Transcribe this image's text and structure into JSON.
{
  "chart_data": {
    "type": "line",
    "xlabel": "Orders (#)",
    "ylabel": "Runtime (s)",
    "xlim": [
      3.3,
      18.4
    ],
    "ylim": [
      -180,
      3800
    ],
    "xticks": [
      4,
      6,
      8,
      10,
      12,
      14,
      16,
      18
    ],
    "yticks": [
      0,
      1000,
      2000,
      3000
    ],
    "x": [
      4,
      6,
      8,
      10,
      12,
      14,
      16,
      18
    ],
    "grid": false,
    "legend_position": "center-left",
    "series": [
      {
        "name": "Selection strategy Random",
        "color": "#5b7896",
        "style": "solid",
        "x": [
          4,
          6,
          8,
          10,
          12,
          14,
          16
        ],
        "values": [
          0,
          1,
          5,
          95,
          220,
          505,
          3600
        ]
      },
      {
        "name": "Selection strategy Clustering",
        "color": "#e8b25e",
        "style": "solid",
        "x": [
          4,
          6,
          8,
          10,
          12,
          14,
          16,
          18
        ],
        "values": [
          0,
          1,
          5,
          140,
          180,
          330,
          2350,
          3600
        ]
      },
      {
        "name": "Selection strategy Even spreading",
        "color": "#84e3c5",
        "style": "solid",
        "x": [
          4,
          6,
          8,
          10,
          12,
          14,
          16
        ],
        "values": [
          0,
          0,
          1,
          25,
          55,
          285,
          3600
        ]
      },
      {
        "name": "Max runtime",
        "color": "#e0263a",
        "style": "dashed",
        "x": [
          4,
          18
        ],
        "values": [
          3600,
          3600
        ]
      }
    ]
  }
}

————————

* [EXERCISE OBJECTIVE]: Return the material exactly as it stands.

* [ANSWER IN FULL]:
Transcribe this image's text and structure into JSON.
{
  "chart_data": {
    "type": "line",
    "xlabel": "Orders (#)",
    "ylabel": "Runtime (s)",
    "xlim": [
      3.3,
      18.4
    ],
    "ylim": [
      -180,
      3800
    ],
    "xticks": [
      4,
      6,
      8,
      10,
      12,
      14,
      16,
      18
    ],
    "yticks": [
      0,
      1000,
      2000,
      3000
    ],
    "x": [
      4,
      6,
      8,
      10,
      12,
      14,
      16,
      18
    ],
    "grid": false,
    "legend_position": "center-left",
    "series": [
      {
        "name": "Selection strategy Random",
        "color": "#5b7896",
        "style": "solid",
        "x": [
          4,
          6,
          8,
          10,
          12,
          14,
          16
        ],
        "values": [
          0,
          1,
          5,
          95,
          220,
          505,
          3600
        ]
      },
      {
        "name": "Selection strategy Clustering",
        "color": "#e8b25e",
        "style": "solid",
        "x": [
          4,
          6,
          8,
          10,
          12,
          14,
          16,
          18
        ],
        "values": [
          0,
          1,
          5,
          140,
          180,
          330,
          2350,
          3600
        ]
      },
      {
        "name": "Selection strategy Even spreading",
        "color": "#84e3c5",
        "style": "solid",
        "x": [
          4,
          6,
          8,
          10,
          12,
          14,
          16
        ],
        "values": [
          0,
          0,
          1,
          25,
          55,
          285,
          3600
        ]
      },
      {
        "name": "Max runtime",
        "color": "#e0263a",
        "style": "dashed",
        "x": [
          4,
          18
        ],
        "values": [
          3600,
          3600
        ]
      }
    ]
  }
}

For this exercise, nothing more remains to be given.